A block of data
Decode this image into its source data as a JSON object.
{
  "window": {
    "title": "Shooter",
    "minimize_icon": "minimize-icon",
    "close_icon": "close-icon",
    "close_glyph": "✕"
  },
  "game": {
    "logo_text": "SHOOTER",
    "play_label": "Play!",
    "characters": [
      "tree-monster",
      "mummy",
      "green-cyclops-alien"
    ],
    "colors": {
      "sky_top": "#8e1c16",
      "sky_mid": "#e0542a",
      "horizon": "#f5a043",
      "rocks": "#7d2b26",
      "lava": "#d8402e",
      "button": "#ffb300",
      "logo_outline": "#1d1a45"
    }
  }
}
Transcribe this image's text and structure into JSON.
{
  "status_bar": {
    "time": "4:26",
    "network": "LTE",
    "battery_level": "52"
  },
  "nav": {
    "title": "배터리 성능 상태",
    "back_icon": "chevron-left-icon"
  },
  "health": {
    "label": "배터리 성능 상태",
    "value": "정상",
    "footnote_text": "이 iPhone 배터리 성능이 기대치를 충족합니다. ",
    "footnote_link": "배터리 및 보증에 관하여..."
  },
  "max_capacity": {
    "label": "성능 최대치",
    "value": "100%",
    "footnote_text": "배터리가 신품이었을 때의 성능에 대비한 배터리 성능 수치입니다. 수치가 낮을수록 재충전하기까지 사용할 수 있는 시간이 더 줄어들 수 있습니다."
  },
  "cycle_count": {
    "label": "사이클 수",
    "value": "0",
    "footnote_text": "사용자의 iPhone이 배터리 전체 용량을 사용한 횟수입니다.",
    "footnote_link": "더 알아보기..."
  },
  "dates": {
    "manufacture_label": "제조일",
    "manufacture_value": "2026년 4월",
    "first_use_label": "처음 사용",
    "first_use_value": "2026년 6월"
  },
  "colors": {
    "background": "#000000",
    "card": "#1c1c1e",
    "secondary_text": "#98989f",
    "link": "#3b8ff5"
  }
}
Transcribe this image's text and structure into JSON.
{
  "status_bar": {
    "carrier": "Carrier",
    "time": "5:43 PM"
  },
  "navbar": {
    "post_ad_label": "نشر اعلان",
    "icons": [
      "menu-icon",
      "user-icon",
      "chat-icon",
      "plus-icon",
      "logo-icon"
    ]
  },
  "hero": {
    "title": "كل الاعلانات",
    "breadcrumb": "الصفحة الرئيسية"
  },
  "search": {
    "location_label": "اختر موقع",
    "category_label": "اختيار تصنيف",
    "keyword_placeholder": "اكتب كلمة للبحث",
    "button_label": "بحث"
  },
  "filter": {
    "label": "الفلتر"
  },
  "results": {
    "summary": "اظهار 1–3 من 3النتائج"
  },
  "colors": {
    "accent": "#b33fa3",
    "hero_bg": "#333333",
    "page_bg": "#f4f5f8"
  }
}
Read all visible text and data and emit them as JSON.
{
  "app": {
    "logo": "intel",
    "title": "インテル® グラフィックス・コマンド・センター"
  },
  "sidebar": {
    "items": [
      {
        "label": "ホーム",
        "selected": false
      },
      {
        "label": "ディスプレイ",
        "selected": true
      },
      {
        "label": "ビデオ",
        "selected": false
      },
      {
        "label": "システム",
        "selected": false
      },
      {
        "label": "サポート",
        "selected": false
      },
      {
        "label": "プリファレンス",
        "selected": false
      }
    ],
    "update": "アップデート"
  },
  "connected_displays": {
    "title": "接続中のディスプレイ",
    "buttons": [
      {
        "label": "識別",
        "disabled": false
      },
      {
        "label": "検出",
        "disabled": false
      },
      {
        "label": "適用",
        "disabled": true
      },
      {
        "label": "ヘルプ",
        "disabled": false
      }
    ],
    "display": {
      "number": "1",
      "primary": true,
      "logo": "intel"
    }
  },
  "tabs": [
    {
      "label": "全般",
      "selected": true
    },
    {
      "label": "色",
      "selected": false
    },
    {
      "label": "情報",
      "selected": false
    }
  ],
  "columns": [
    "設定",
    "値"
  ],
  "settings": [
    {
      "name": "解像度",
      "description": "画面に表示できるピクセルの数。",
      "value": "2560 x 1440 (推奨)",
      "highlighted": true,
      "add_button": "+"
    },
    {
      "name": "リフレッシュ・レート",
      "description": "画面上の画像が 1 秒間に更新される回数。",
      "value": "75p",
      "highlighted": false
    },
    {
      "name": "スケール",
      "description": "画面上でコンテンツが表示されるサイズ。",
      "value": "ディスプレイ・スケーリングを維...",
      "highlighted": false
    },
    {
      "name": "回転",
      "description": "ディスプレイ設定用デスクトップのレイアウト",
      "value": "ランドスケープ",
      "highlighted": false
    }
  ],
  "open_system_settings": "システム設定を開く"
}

- OBJECTIVE -
Find the string "true" in the records, then copy each line where it occurs.

- SOLUTION TO THIS EXERCISE -
        "selected": true
        "disabled": true
      "primary": true,
      "selected": true
      "highlighted": true,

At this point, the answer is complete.